● EXERCISE BRIEF: Please output only the lines that run from the line containing "Decode this image" through the end of the material below, exactly.

● RECORDED DATA:
□ □ □ □

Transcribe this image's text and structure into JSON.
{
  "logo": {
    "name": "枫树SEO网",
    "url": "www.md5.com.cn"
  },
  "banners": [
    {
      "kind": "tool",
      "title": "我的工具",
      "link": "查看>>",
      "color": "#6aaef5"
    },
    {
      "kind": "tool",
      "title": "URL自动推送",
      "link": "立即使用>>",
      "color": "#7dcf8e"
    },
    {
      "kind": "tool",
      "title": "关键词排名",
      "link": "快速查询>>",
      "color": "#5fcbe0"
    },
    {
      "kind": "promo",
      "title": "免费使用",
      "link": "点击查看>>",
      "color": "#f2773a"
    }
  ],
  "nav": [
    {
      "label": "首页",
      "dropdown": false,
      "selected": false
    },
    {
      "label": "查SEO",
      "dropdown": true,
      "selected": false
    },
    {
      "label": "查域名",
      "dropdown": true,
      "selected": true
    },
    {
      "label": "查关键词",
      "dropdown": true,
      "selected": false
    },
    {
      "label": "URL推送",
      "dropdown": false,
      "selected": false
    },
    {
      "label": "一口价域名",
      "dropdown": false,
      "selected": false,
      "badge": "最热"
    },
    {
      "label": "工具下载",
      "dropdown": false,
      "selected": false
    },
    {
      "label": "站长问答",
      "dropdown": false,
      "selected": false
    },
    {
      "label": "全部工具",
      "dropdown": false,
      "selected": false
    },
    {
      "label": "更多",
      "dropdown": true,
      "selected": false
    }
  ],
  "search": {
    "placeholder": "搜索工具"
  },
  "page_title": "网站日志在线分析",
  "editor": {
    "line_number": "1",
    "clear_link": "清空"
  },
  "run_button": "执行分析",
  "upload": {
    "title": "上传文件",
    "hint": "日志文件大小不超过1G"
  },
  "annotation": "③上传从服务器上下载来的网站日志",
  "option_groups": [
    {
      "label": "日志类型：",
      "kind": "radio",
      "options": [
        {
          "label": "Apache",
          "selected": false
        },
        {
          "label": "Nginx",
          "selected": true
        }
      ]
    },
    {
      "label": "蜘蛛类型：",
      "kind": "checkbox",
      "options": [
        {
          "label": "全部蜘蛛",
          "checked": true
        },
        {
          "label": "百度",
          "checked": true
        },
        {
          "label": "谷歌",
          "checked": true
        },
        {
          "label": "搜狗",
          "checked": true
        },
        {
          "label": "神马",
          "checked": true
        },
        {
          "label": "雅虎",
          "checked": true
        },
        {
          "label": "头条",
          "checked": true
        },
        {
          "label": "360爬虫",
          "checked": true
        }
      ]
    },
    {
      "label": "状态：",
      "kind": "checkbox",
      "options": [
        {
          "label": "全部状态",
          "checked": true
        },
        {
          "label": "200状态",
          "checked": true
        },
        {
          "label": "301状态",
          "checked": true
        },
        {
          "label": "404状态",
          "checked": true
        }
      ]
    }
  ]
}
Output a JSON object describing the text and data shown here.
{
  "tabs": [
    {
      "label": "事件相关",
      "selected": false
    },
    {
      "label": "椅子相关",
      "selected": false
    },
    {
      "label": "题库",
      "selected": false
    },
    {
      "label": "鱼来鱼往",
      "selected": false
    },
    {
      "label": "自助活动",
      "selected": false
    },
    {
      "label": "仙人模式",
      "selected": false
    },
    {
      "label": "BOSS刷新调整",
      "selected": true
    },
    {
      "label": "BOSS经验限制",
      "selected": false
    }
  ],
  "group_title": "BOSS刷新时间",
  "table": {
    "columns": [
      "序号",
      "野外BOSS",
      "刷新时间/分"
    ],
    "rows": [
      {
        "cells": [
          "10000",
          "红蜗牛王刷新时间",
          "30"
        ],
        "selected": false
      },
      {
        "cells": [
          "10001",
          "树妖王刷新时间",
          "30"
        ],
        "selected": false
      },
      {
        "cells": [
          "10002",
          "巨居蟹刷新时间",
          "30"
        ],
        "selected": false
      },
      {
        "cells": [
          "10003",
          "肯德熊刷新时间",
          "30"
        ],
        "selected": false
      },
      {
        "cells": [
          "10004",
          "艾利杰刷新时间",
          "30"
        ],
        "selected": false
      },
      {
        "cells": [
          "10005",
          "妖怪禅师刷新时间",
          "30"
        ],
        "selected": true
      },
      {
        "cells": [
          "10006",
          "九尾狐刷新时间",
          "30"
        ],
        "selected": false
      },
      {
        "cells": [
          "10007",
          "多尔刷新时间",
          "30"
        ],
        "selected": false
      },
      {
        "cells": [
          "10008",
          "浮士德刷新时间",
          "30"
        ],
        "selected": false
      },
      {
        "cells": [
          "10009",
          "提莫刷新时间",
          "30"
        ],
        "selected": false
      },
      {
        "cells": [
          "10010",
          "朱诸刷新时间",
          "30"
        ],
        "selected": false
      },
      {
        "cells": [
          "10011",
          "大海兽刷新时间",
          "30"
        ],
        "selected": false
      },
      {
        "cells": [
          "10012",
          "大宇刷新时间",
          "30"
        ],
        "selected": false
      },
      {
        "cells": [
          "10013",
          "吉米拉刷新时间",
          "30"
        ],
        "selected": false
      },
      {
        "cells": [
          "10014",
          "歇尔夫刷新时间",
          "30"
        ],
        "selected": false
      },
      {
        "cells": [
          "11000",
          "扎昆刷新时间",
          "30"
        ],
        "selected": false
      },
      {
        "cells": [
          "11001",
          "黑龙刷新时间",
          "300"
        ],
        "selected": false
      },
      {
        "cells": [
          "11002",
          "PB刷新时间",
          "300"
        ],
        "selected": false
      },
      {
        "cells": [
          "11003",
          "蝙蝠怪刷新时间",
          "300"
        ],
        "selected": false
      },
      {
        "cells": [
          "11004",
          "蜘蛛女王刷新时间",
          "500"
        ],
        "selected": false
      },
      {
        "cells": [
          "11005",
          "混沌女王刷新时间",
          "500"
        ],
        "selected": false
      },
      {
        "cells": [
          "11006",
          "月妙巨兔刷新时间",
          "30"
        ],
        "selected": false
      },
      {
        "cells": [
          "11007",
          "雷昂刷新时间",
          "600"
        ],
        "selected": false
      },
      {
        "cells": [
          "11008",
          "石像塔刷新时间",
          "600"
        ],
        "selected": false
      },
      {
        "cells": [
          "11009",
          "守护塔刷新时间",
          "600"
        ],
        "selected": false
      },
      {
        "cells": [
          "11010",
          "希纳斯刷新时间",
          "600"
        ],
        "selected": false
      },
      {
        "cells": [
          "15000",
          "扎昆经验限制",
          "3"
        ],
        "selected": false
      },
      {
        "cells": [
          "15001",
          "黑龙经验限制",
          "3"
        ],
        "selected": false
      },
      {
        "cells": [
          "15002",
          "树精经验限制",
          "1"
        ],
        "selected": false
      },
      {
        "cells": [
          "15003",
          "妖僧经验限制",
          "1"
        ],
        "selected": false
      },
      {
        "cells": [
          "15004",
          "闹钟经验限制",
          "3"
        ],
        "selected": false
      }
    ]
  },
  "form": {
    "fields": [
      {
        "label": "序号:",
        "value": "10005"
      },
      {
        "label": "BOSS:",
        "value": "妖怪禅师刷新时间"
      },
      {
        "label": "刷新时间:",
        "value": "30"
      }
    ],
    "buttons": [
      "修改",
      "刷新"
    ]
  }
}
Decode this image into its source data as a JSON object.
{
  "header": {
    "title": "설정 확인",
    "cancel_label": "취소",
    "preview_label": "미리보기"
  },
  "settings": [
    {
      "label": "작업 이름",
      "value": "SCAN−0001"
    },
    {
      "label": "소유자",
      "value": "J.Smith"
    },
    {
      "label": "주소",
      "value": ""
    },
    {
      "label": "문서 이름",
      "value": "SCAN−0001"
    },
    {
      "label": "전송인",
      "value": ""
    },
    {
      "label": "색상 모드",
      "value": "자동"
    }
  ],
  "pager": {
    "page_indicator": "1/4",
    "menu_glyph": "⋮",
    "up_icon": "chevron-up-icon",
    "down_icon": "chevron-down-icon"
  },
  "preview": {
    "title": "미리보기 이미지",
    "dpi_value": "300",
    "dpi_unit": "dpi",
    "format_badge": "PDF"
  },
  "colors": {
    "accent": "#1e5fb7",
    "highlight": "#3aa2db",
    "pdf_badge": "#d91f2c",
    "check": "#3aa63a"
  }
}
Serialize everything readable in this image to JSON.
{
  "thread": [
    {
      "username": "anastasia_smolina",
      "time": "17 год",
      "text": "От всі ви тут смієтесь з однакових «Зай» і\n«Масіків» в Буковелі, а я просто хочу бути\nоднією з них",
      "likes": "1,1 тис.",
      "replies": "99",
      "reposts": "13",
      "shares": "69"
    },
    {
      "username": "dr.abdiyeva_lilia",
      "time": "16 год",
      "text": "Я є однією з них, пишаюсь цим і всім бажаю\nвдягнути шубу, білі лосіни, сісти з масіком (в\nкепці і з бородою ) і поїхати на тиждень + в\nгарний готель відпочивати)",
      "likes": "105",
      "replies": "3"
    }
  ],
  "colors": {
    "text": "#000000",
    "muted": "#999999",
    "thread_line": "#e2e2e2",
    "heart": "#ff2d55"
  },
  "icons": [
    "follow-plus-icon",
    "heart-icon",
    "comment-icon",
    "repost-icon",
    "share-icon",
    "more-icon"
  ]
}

□ □ □ □

● RESULT OF THIS EXERCISE:
Decode this image into its source data as a JSON object.
{
  "header": {
    "title": "설정 확인",
    "cancel_label": "취소",
    "preview_label": "미리보기"
  },
  "settings": [
    {
      "label": "작업 이름",
      "value": "SCAN−0001"
    },
    {
      "label": "소유자",
      "value": "J.Smith"
    },
    {
      "label": "주소",
      "value": ""
    },
    {
      "label": "문서 이름",
      "value": "SCAN−0001"
    },
    {
      "label": "전송인",
      "value": ""
    },
    {
      "label": "색상 모드",
      "value": "자동"
    }
  ],
  "pager": {
    "page_indicator": "1/4",
    "menu_glyph": "⋮",
    "up_icon": "chevron-up-icon",
    "down_icon": "chevron-down-icon"
  },
  "preview": {
    "title": "미리보기 이미지",
    "dpi_value": "300",
    "dpi_unit": "dpi",
    "format_badge": "PDF"
  },
  "colors": {
    "accent": "#1e5fb7",
    "highlight": "#3aa2db",
    "pdf_badge": "#d91f2c",
    "check": "#3aa63a"
  }
}
Serialize everything readable in this image to JSON.
{
  "thread": [
    {
      "username": "anastasia_smolina",
      "time": "17 год",
      "text": "От всі ви тут смієтесь з однакових «Зай» і\n«Масіків» в Буковелі, а я просто хочу бути\nоднією з них",
      "likes": "1,1 тис.",
      "replies": "99",
      "reposts": "13",
      "shares": "69"
    },
    {
      "username": "dr.abdiyeva_lilia",
      "time": "16 год",
      "text": "Я є однією з них, пишаюсь цим і всім бажаю\nвдягнути шубу, білі лосіни, сісти з масіком (в\nкепці і з бородою ) і поїхати на тиждень + в\nгарний готель відпочивати)",
      "likes": "105",
      "replies": "3"
    }
  ],
  "colors": {
    "text": "#000000",
    "muted": "#999999",
    "thread_line": "#e2e2e2",
    "heart": "#ff2d55"
  },
  "icons": [
    "follow-plus-icon",
    "heart-icon",
    "comment-icon",
    "repost-icon",
    "share-icon",
    "more-icon"
  ]
}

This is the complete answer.